**Exercise description**
Single out each line with the word "value" and copy it.

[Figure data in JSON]
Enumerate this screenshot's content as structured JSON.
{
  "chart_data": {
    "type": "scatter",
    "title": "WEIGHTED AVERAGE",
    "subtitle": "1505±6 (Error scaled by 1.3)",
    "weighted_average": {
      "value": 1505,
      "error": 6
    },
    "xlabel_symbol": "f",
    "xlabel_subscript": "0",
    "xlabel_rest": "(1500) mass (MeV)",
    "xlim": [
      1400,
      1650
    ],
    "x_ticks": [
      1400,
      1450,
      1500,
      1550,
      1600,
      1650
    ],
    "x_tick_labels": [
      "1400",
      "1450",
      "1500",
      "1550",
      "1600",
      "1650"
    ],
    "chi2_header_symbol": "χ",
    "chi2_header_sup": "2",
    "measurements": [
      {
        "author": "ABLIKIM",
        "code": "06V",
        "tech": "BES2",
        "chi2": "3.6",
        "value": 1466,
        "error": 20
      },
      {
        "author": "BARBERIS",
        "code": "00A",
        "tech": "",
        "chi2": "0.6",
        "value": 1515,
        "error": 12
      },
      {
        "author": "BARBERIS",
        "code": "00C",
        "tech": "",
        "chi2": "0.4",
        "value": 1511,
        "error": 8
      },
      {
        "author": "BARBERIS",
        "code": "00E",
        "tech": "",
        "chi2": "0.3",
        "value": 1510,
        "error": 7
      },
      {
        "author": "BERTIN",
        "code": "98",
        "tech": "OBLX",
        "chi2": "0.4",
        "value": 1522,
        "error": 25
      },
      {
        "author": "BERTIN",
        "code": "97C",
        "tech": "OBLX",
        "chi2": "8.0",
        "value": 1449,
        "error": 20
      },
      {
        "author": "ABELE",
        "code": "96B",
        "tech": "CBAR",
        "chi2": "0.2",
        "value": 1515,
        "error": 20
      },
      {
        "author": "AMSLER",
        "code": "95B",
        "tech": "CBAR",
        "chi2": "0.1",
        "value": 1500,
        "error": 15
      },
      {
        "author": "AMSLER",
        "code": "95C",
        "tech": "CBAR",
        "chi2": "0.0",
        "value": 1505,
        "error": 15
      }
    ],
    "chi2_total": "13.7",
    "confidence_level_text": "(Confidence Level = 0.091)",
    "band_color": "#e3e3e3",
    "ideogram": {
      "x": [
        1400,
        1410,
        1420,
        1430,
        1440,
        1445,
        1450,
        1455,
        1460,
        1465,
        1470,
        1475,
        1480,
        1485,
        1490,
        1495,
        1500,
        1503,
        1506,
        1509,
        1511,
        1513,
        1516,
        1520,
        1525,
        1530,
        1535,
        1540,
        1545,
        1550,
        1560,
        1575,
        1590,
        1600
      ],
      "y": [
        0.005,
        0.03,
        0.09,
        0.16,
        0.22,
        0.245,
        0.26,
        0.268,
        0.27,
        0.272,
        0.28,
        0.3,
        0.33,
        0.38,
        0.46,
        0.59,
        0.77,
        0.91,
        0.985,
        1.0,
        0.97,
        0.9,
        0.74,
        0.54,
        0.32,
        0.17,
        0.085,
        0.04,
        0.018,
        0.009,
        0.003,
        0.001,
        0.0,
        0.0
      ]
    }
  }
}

**Written response**
      "value": 1505,
        "value": 1466,
        "value": 1515,
        "value": 1511,
        "value": 1510,
        "value": 1522,
        "value": 1449,
        "value": 1515,
        "value": 1500,
        "value": 1505,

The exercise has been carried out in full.